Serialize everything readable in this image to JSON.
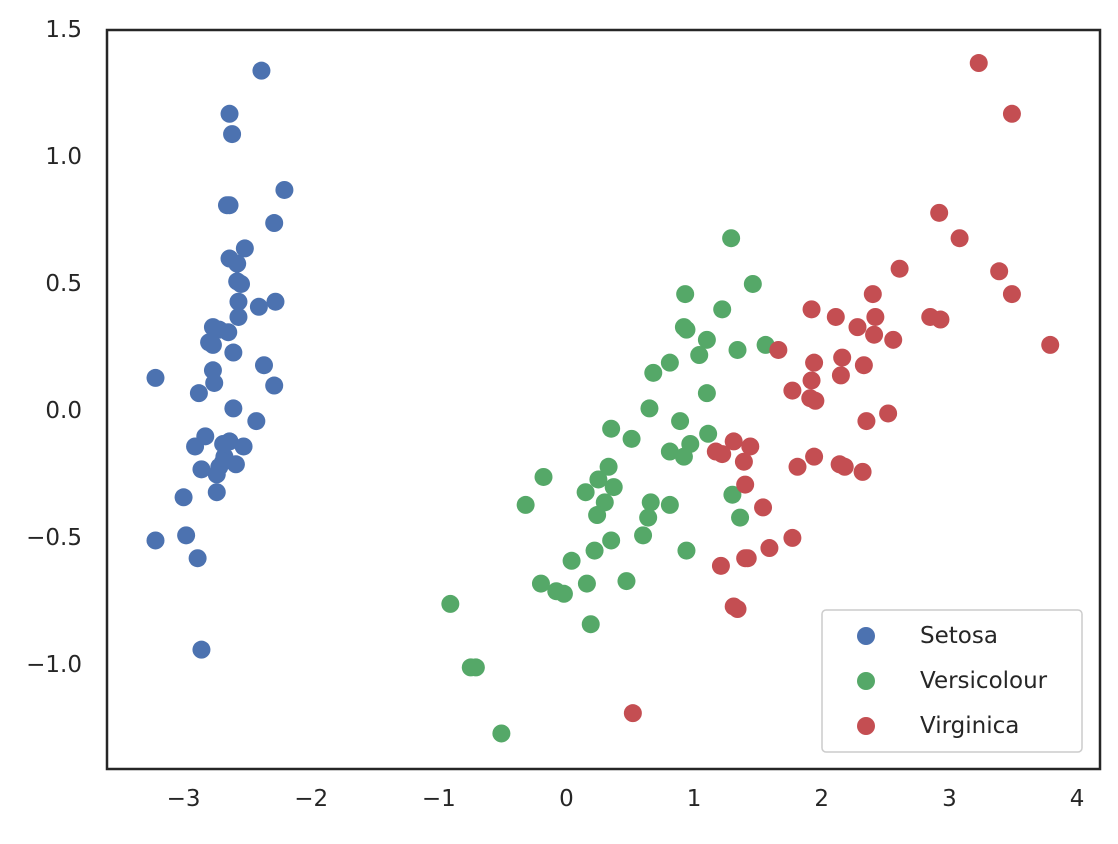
{
  "chart_data": {
    "type": "scatter",
    "title": "",
    "xlabel": "",
    "ylabel": "",
    "xlim": [
      -3.6,
      4.18
    ],
    "ylim": [
      -1.41,
      1.5
    ],
    "xticks": [
      -3,
      -2,
      -1,
      0,
      1,
      2,
      3,
      4
    ],
    "yticks": [
      -1.0,
      -0.5,
      0.0,
      0.5,
      1.0,
      1.5
    ],
    "xtick_labels": [
      "−3",
      "−2",
      "−1",
      "0",
      "1",
      "2",
      "3",
      "4"
    ],
    "ytick_labels": [
      "−1.0",
      "−0.5",
      "0.0",
      "0.5",
      "1.0",
      "1.5"
    ],
    "grid": false,
    "legend_position": "lower-right",
    "series": [
      {
        "name": "Setosa",
        "color": "#4c72b0",
        "x": [
          -2.39,
          -2.64,
          -2.62,
          -2.21,
          -2.29,
          -2.66,
          -2.64,
          -2.52,
          -2.64,
          -2.58,
          -2.58,
          -2.55,
          -2.57,
          -2.28,
          -2.41,
          -2.57,
          -2.72,
          -2.65,
          -2.8,
          -2.77,
          -2.61,
          -3.22,
          -2.76,
          -2.88,
          -2.37,
          -2.43,
          -2.77,
          -2.61,
          -2.64,
          -2.29,
          -2.83,
          -2.91,
          -2.68,
          -2.53,
          -2.72,
          -2.69,
          -2.74,
          -2.86,
          -2.59,
          -2.74,
          -2.69,
          -3.0,
          -2.77,
          -2.98,
          -3.22,
          -2.89,
          -2.86
        ],
        "y": [
          1.34,
          1.17,
          1.09,
          0.87,
          0.74,
          0.81,
          0.81,
          0.64,
          0.6,
          0.58,
          0.51,
          0.5,
          0.43,
          0.43,
          0.41,
          0.37,
          0.32,
          0.31,
          0.27,
          0.26,
          0.23,
          0.13,
          0.11,
          0.07,
          0.18,
          -0.04,
          0.16,
          0.01,
          -0.12,
          0.1,
          -0.1,
          -0.14,
          -0.18,
          -0.14,
          -0.22,
          -0.2,
          -0.25,
          -0.23,
          -0.21,
          -0.32,
          -0.13,
          -0.34,
          0.33,
          -0.49,
          -0.51,
          -0.58,
          -0.94
        ]
      },
      {
        "name": "Versicolour",
        "color": "#55a868",
        "x": [
          1.29,
          1.46,
          0.93,
          1.22,
          1.1,
          0.94,
          0.92,
          1.56,
          1.34,
          1.04,
          0.81,
          0.68,
          1.1,
          0.65,
          0.89,
          1.11,
          0.97,
          0.35,
          0.51,
          0.81,
          0.92,
          0.33,
          -0.18,
          0.37,
          0.25,
          0.15,
          0.3,
          0.24,
          -0.32,
          0.66,
          0.64,
          0.81,
          0.35,
          0.22,
          0.6,
          0.04,
          0.94,
          -0.2,
          0.16,
          -0.08,
          -0.02,
          0.47,
          0.19,
          -0.91,
          -0.75,
          -0.71,
          -0.51,
          1.36,
          1.3
        ],
        "y": [
          0.68,
          0.5,
          0.46,
          0.4,
          0.28,
          0.32,
          0.33,
          0.26,
          0.24,
          0.22,
          0.19,
          0.15,
          0.07,
          0.01,
          -0.04,
          -0.09,
          -0.13,
          -0.07,
          -0.11,
          -0.16,
          -0.18,
          -0.22,
          -0.26,
          -0.3,
          -0.27,
          -0.32,
          -0.36,
          -0.41,
          -0.37,
          -0.36,
          -0.42,
          -0.37,
          -0.51,
          -0.55,
          -0.49,
          -0.59,
          -0.55,
          -0.68,
          -0.68,
          -0.71,
          -0.72,
          -0.67,
          -0.84,
          -0.76,
          -1.01,
          -1.01,
          -1.27,
          -0.42,
          -0.33
        ]
      },
      {
        "name": "Virginica",
        "color": "#c44e52",
        "x": [
          3.23,
          3.49,
          2.92,
          3.08,
          3.39,
          3.49,
          3.79,
          2.61,
          2.4,
          1.92,
          2.11,
          2.28,
          2.42,
          2.41,
          2.85,
          2.93,
          2.56,
          1.66,
          1.94,
          2.16,
          2.33,
          1.92,
          1.77,
          1.91,
          1.95,
          2.15,
          2.35,
          2.52,
          1.31,
          1.44,
          1.22,
          1.17,
          1.39,
          1.4,
          1.94,
          2.14,
          2.18,
          2.32,
          1.81,
          1.54,
          1.4,
          1.59,
          1.77,
          1.21,
          1.42,
          1.31,
          1.34,
          0.52
        ],
        "y": [
          1.37,
          1.17,
          0.78,
          0.68,
          0.55,
          0.46,
          0.26,
          0.56,
          0.46,
          0.4,
          0.37,
          0.33,
          0.37,
          0.3,
          0.37,
          0.36,
          0.28,
          0.24,
          0.19,
          0.21,
          0.18,
          0.12,
          0.08,
          0.05,
          0.04,
          0.14,
          -0.04,
          -0.01,
          -0.12,
          -0.14,
          -0.17,
          -0.16,
          -0.2,
          -0.29,
          -0.18,
          -0.21,
          -0.22,
          -0.24,
          -0.22,
          -0.38,
          -0.58,
          -0.54,
          -0.5,
          -0.61,
          -0.58,
          -0.77,
          -0.78,
          -1.19
        ]
      }
    ]
  }
}
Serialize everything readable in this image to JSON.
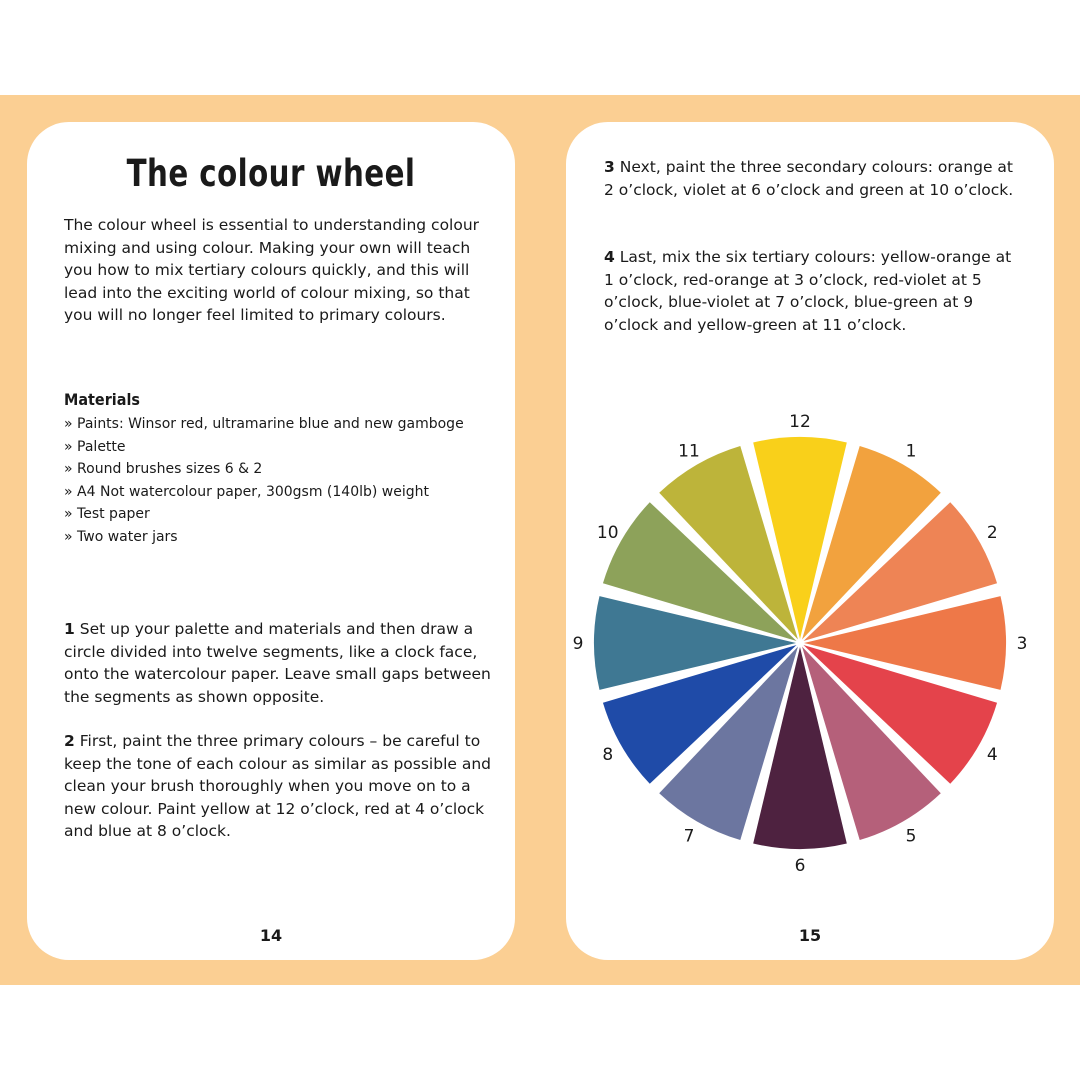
{
  "left_page": {
    "title": "The colour wheel",
    "intro": "The colour wheel is essential to understanding colour mixing and using colour. Making your own will teach you how to mix tertiary colours quickly, and this will lead into the exciting world of colour mixing, so that you will no longer feel limited to primary colours.",
    "materials_title": "Materials",
    "bullet": "»",
    "materials": [
      "Paints: Winsor red, ultramarine blue and new gamboge",
      "Palette",
      "Round brushes sizes 6 & 2",
      "A4 Not watercolour paper, 300gsm (140lb) weight",
      "Test paper",
      "Two water jars"
    ],
    "steps": [
      {
        "num": "1",
        "text": "Set up your palette and materials and then draw a circle divided into twelve segments, like a clock face, onto the watercolour paper. Leave small gaps between the segments as shown opposite."
      },
      {
        "num": "2",
        "text": "First, paint the three primary colours – be careful to keep the tone of each colour as similar as possible and clean your brush thoroughly when you move on to a new colour. Paint yellow at 12 o’clock, red at 4 o’clock and blue at 8 o’clock."
      }
    ],
    "page_number": "14"
  },
  "right_page": {
    "steps": [
      {
        "num": "3",
        "text": "Next, paint the three secondary colours: orange at 2 o’clock, violet at 6 o’clock and green at 10 o’clock."
      },
      {
        "num": "4",
        "text": "Last, mix the six tertiary colours: yellow-orange at 1 o’clock, red-orange at 3 o’clock, red-violet at 5 o’clock, blue-violet at 7 o’clock, blue-green at 9 o’clock and yellow-green at 11 o’clock."
      }
    ],
    "page_number": "15",
    "wheel": [
      {
        "label": "12",
        "color": "#F9D01A"
      },
      {
        "label": "1",
        "color": "#F2A23E"
      },
      {
        "label": "2",
        "color": "#EE8455"
      },
      {
        "label": "3",
        "color": "#EE7848"
      },
      {
        "label": "4",
        "color": "#E4434B"
      },
      {
        "label": "5",
        "color": "#B5607A"
      },
      {
        "label": "6",
        "color": "#4E2240"
      },
      {
        "label": "7",
        "color": "#6C76A0"
      },
      {
        "label": "8",
        "color": "#1F4BA8"
      },
      {
        "label": "9",
        "color": "#3F7893"
      },
      {
        "label": "10",
        "color": "#8DA25A"
      },
      {
        "label": "11",
        "color": "#BDB43A"
      }
    ]
  },
  "colors": {
    "background_band": "#FBCF93",
    "card": "#FFFFFF"
  }
}
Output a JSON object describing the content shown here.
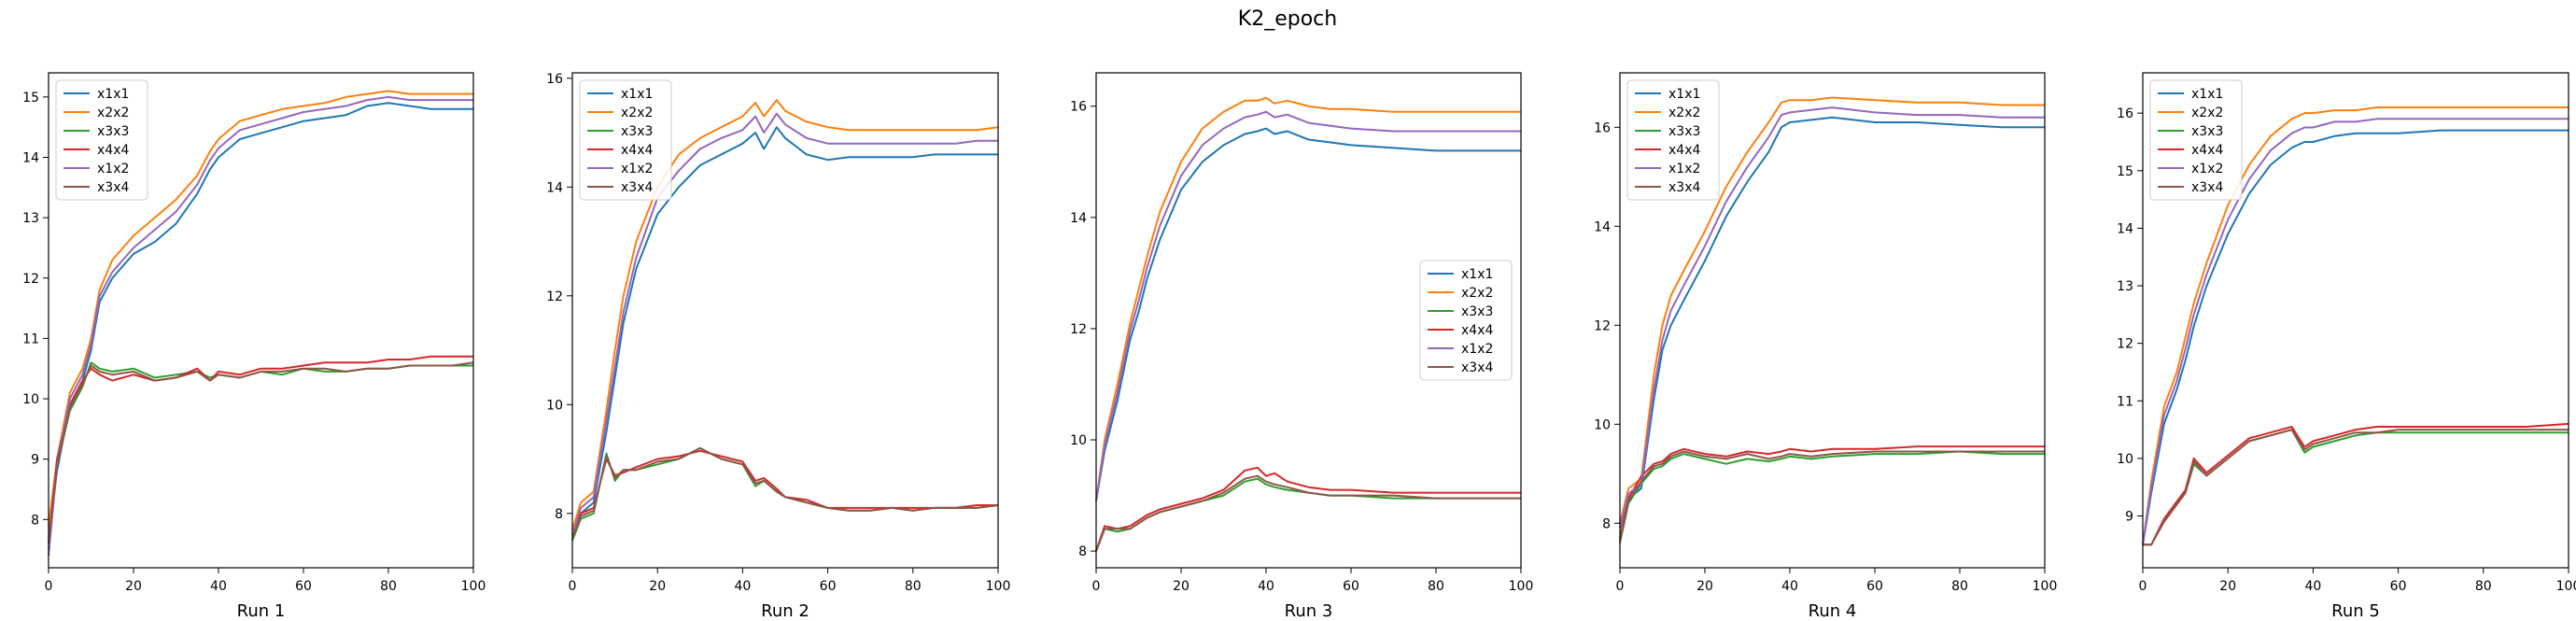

########################################

--- Prompt ---
Give the entries again without a single change, but with no pictures.

--- Worked solution ---
Serialize everything readable in this image to JSON.
{
  "chart_data": {
    "type": "scatter",
    "title": "",
    "xlabel": "",
    "ylabel": "",
    "xlim": [
      -3.6,
      4.18
    ],
    "ylim": [
      -1.41,
      1.5
    ],
    "xticks": [
      -3,
      -2,
      -1,
      0,
      1,
      2,
      3,
      4
    ],
    "yticks": [
      -1.0,
      -0.5,
      0.0,
      0.5,
      1.0,
      1.5
    ],
    "xtick_labels": [
      "−3",
      "−2",
      "−1",
      "0",
      "1",
      "2",
      "3",
      "4"
    ],
    "ytick_labels": [
      "−1.0",
      "−0.5",
      "0.0",
      "0.5",
      "1.0",
      "1.5"
    ],
    "grid": false,
    "legend_position": "lower-right",
    "series": [
      {
        "name": "Setosa",
        "color": "#4c72b0",
        "x": [
          -2.39,
          -2.64,
          -2.62,
          -2.21,
          -2.29,
          -2.66,
          -2.64,
          -2.52,
          -2.64,
          -2.58,
          -2.58,
          -2.55,
          -2.57,
          -2.28,
          -2.41,
          -2.57,
          -2.72,
          -2.65,
          -2.8,
          -2.77,
          -2.61,
          -3.22,
          -2.76,
          -2.88,
          -2.37,
          -2.43,
          -2.77,
          -2.61,
          -2.64,
          -2.29,
          -2.83,
          -2.91,
          -2.68,
          -2.53,
          -2.72,
          -2.69,
          -2.74,
          -2.86,
          -2.59,
          -2.74,
          -2.69,
          -3.0,
          -2.77,
          -2.98,
          -3.22,
          -2.89,
          -2.86
        ],
        "y": [
          1.34,
          1.17,
          1.09,
          0.87,
          0.74,
          0.81,
          0.81,
          0.64,
          0.6,
          0.58,
          0.51,
          0.5,
          0.43,
          0.43,
          0.41,
          0.37,
          0.32,
          0.31,
          0.27,
          0.26,
          0.23,
          0.13,
          0.11,
          0.07,
          0.18,
          -0.04,
          0.16,
          0.01,
          -0.12,
          0.1,
          -0.1,
          -0.14,
          -0.18,
          -0.14,
          -0.22,
          -0.2,
          -0.25,
          -0.23,
          -0.21,
          -0.32,
          -0.13,
          -0.34,
          0.33,
          -0.49,
          -0.51,
          -0.58,
          -0.94
        ]
      },
      {
        "name": "Versicolour",
        "color": "#55a868",
        "x": [
          1.29,
          1.46,
          0.93,
          1.22,
          1.1,
          0.94,
          0.92,
          1.56,
          1.34,
          1.04,
          0.81,
          0.68,
          1.1,
          0.65,
          0.89,
          1.11,
          0.97,
          0.35,
          0.51,
          0.81,
          0.92,
          0.33,
          -0.18,
          0.37,
          0.25,
          0.15,
          0.3,
          0.24,
          -0.32,
          0.66,
          0.64,
          0.81,
          0.35,
          0.22,
          0.6,
          0.04,
          0.94,
          -0.2,
          0.16,
          -0.08,
          -0.02,
          0.47,
          0.19,
          -0.91,
          -0.75,
          -0.71,
          -0.51,
          1.36,
          1.3
        ],
        "y": [
          0.68,
          0.5,
          0.46,
          0.4,
          0.28,
          0.32,
          0.33,
          0.26,
          0.24,
          0.22,
          0.19,
          0.15,
          0.07,
          0.01,
          -0.04,
          -0.09,
          -0.13,
          -0.07,
          -0.11,
          -0.16,
          -0.18,
          -0.22,
          -0.26,
          -0.3,
          -0.27,
          -0.32,
          -0.36,
          -0.41,
          -0.37,
          -0.36,
          -0.42,
          -0.37,
          -0.51,
          -0.55,
          -0.49,
          -0.59,
          -0.55,
          -0.68,
          -0.68,
          -0.71,
          -0.72,
          -0.67,
          -0.84,
          -0.76,
          -1.01,
          -1.01,
          -1.27,
          -0.42,
          -0.33
        ]
      },
      {
        "name": "Virginica",
        "color": "#c44e52",
        "x": [
          3.23,
          3.49,
          2.92,
          3.08,
          3.39,
          3.49,
          3.79,
          2.61,
          2.4,
          1.92,
          2.11,
          2.28,
          2.42,
          2.41,
          2.85,
          2.93,
          2.56,
          1.66,
          1.94,
          2.16,
          2.33,
          1.92,
          1.77,
          1.91,
          1.95,
          2.15,
          2.35,
          2.52,
          1.31,
          1.44,
          1.22,
          1.17,
          1.39,
          1.4,
          1.94,
          2.14,
          2.18,
          2.32,
          1.81,
          1.54,
          1.4,
          1.59,
          1.77,
          1.21,
          1.42,
          1.31,
          1.34,
          0.52
        ],
        "y": [
          1.37,
          1.17,
          0.78,
          0.68,
          0.55,
          0.46,
          0.26,
          0.56,
          0.46,
          0.4,
          0.37,
          0.33,
          0.37,
          0.3,
          0.37,
          0.36,
          0.28,
          0.24,
          0.19,
          0.21,
          0.18,
          0.12,
          0.08,
          0.05,
          0.04,
          0.14,
          -0.04,
          -0.01,
          -0.12,
          -0.14,
          -0.17,
          -0.16,
          -0.2,
          -0.29,
          -0.18,
          -0.21,
          -0.22,
          -0.24,
          -0.22,
          -0.38,
          -0.58,
          -0.54,
          -0.5,
          -0.61,
          -0.58,
          -0.77,
          -0.78,
          -1.19
        ]
      }
    ]
  }
}
Serialize everything readable in this image to JSON.
{
  "left_page": {
    "title": "The colour wheel",
    "intro": "The colour wheel is essential to understanding colour mixing and using colour. Making your own will teach you how to mix tertiary colours quickly, and this will lead into the exciting world of colour mixing, so that you will no longer feel limited to primary colours.",
    "materials_title": "Materials",
    "bullet": "»",
    "materials": [
      "Paints: Winsor red, ultramarine blue and new gamboge",
      "Palette",
      "Round brushes sizes 6 & 2",
      "A4 Not watercolour paper, 300gsm (140lb) weight",
      "Test paper",
      "Two water jars"
    ],
    "steps": [
      {
        "num": "1",
        "text": "Set up your palette and materials and then draw a circle divided into twelve segments, like a clock face, onto the watercolour paper. Leave small gaps between the segments as shown opposite."
      },
      {
        "num": "2",
        "text": "First, paint the three primary colours – be careful to keep the tone of each colour as similar as possible and clean your brush thoroughly when you move on to a new colour. Paint yellow at 12 o’clock, red at 4 o’clock and blue at 8 o’clock."
      }
    ],
    "page_number": "14"
  },
  "right_page": {
    "steps": [
      {
        "num": "3",
        "text": "Next, paint the three secondary colours: orange at 2 o’clock, violet at 6 o’clock and green at 10 o’clock."
      },
      {
        "num": "4",
        "text": "Last, mix the six tertiary colours: yellow-orange at 1 o’clock, red-orange at 3 o’clock, red-violet at 5 o’clock, blue-violet at 7 o’clock, blue-green at 9 o’clock and yellow-green at 11 o’clock."
      }
    ],
    "page_number": "15",
    "wheel": [
      {
        "label": "12",
        "color": "#F9D01A"
      },
      {
        "label": "1",
        "color": "#F2A23E"
      },
      {
        "label": "2",
        "color": "#EE8455"
      },
      {
        "label": "3",
        "color": "#EE7848"
      },
      {
        "label": "4",
        "color": "#E4434B"
      },
      {
        "label": "5",
        "color": "#B5607A"
      },
      {
        "label": "6",
        "color": "#4E2240"
      },
      {
        "label": "7",
        "color": "#6C76A0"
      },
      {
        "label": "8",
        "color": "#1F4BA8"
      },
      {
        "label": "9",
        "color": "#3F7893"
      },
      {
        "label": "10",
        "color": "#8DA25A"
      },
      {
        "label": "11",
        "color": "#BDB43A"
      }
    ]
  },
  "colors": {
    "background_band": "#FBCF93",
    "card": "#FFFFFF"
  }
}
Output a JSON object describing the content shown here.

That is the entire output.